* START INPUT RECORDS *

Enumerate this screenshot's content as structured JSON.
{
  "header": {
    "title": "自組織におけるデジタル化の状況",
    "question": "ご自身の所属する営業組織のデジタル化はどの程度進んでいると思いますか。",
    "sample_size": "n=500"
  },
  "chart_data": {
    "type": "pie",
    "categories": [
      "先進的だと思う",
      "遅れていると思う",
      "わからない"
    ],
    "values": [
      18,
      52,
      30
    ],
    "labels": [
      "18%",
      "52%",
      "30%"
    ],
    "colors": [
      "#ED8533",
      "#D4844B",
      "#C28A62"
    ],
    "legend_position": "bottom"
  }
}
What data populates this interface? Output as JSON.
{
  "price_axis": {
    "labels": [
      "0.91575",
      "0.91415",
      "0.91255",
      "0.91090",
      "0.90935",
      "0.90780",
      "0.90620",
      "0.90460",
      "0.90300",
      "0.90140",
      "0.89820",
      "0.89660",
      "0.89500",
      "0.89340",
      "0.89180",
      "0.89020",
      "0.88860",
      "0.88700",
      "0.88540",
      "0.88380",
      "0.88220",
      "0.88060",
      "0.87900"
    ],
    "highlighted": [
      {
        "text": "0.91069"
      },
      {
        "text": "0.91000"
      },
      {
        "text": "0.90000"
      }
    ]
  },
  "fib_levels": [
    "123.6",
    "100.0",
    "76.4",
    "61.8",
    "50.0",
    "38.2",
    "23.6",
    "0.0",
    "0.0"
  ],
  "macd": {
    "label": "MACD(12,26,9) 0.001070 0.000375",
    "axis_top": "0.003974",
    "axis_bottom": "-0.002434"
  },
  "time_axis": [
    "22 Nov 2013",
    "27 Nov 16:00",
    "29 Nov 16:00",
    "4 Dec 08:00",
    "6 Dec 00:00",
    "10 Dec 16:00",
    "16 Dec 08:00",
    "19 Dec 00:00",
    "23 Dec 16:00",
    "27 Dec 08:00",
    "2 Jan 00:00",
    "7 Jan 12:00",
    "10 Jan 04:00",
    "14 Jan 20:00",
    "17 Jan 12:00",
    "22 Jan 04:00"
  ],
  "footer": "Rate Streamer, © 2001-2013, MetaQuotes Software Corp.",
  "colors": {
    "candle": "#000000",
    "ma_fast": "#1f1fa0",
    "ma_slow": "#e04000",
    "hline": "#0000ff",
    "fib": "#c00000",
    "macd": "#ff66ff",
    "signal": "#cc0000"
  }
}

* END INPUT RECORDS *

Reproduce each entry from the records above, character for character.

Enumerate this screenshot's content as structured JSON.
{
  "header": {
    "title": "自組織におけるデジタル化の状況",
    "question": "ご自身の所属する営業組織のデジタル化はどの程度進んでいると思いますか。",
    "sample_size": "n=500"
  },
  "chart_data": {
    "type": "pie",
    "categories": [
      "先進的だと思う",
      "遅れていると思う",
      "わからない"
    ],
    "values": [
      18,
      52,
      30
    ],
    "labels": [
      "18%",
      "52%",
      "30%"
    ],
    "colors": [
      "#ED8533",
      "#D4844B",
      "#C28A62"
    ],
    "legend_position": "bottom"
  }
}
What data populates this interface? Output as JSON.
{
  "price_axis": {
    "labels": [
      "0.91575",
      "0.91415",
      "0.91255",
      "0.91090",
      "0.90935",
      "0.90780",
      "0.90620",
      "0.90460",
      "0.90300",
      "0.90140",
      "0.89820",
      "0.89660",
      "0.89500",
      "0.89340",
      "0.89180",
      "0.89020",
      "0.88860",
      "0.88700",
      "0.88540",
      "0.88380",
      "0.88220",
      "0.88060",
      "0.87900"
    ],
    "highlighted": [
      {
        "text": "0.91069"
      },
      {
        "text": "0.91000"
      },
      {
        "text": "0.90000"
      }
    ]
  },
  "fib_levels": [
    "123.6",
    "100.0",
    "76.4",
    "61.8",
    "50.0",
    "38.2",
    "23.6",
    "0.0",
    "0.0"
  ],
  "macd": {
    "label": "MACD(12,26,9) 0.001070 0.000375",
    "axis_top": "0.003974",
    "axis_bottom": "-0.002434"
  },
  "time_axis": [
    "22 Nov 2013",
    "27 Nov 16:00",
    "29 Nov 16:00",
    "4 Dec 08:00",
    "6 Dec 00:00",
    "10 Dec 16:00",
    "16 Dec 08:00",
    "19 Dec 00:00",
    "23 Dec 16:00",
    "27 Dec 08:00",
    "2 Jan 00:00",
    "7 Jan 12:00",
    "10 Jan 04:00",
    "14 Jan 20:00",
    "17 Jan 12:00",
    "22 Jan 04:00"
  ],
  "footer": "Rate Streamer, © 2001-2013, MetaQuotes Software Corp.",
  "colors": {
    "candle": "#000000",
    "ma_fast": "#1f1fa0",
    "ma_slow": "#e04000",
    "hline": "#0000ff",
    "fib": "#c00000",
    "macd": "#ff66ff",
    "signal": "#cc0000"
  }
}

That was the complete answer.